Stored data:
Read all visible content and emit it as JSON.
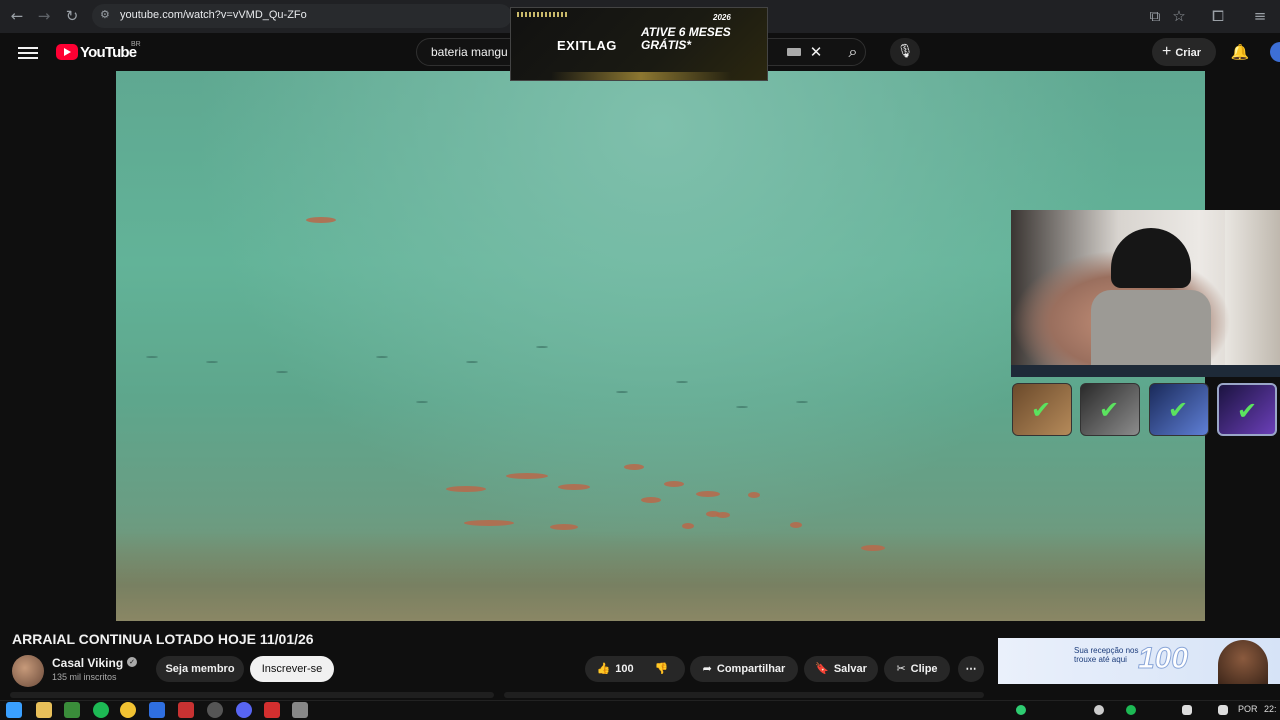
{
  "browser": {
    "url": "youtube.com/watch?v=vVMD_Qu-ZFo",
    "back_icon": "arrow-left-icon",
    "forward_icon": "arrow-right-icon",
    "reload_icon": "reload-icon"
  },
  "youtube": {
    "logo_text": "YouTube",
    "country_code": "BR",
    "search_query": "bateria mangu",
    "create_label": "Criar"
  },
  "ad_overlay": {
    "brand": "EXITLAG",
    "promo": "ATIVE 6 MESES GRÁTIS*",
    "year_tag": "2026"
  },
  "video": {
    "title": "ARRAIAL CONTINUA LOTADO HOJE 11/01/26"
  },
  "channel": {
    "name": "Casal Viking",
    "subscribers": "135 mil inscritos",
    "member_label": "Seja membro",
    "subscribe_label": "Inscrever-se"
  },
  "actions": {
    "likes": "100",
    "share_label": "Compartilhar",
    "save_label": "Salvar",
    "clip_label": "Clipe"
  },
  "banner_ad": {
    "text": "Sua recepção nos trouxe até aqui",
    "number": "100"
  },
  "taskbar": {
    "language": "POR",
    "time": "22:"
  },
  "colors": {
    "brand_red": "#ff0033",
    "check_green": "#5be35f",
    "water": "#62b398"
  }
}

Problem to solve: Repeat the data exactly, dropping every picture it holds.

Solution for this task:
Read all visible content and emit it as JSON.
{
  "browser": {
    "url": "youtube.com/watch?v=vVMD_Qu-ZFo",
    "back_icon": "arrow-left-icon",
    "forward_icon": "arrow-right-icon",
    "reload_icon": "reload-icon"
  },
  "youtube": {
    "logo_text": "YouTube",
    "country_code": "BR",
    "search_query": "bateria mangu",
    "create_label": "Criar"
  },
  "ad_overlay": {
    "brand": "EXITLAG",
    "promo": "ATIVE 6 MESES GRÁTIS*",
    "year_tag": "2026"
  },
  "video": {
    "title": "ARRAIAL CONTINUA LOTADO HOJE 11/01/26"
  },
  "channel": {
    "name": "Casal Viking",
    "subscribers": "135 mil inscritos",
    "member_label": "Seja membro",
    "subscribe_label": "Inscrever-se"
  },
  "actions": {
    "likes": "100",
    "share_label": "Compartilhar",
    "save_label": "Salvar",
    "clip_label": "Clipe"
  },
  "banner_ad": {
    "text": "Sua recepção nos trouxe até aqui",
    "number": "100"
  },
  "taskbar": {
    "language": "POR",
    "time": "22:"
  },
  "colors": {
    "brand_red": "#ff0033",
    "check_green": "#5be35f",
    "water": "#62b398"
  }
}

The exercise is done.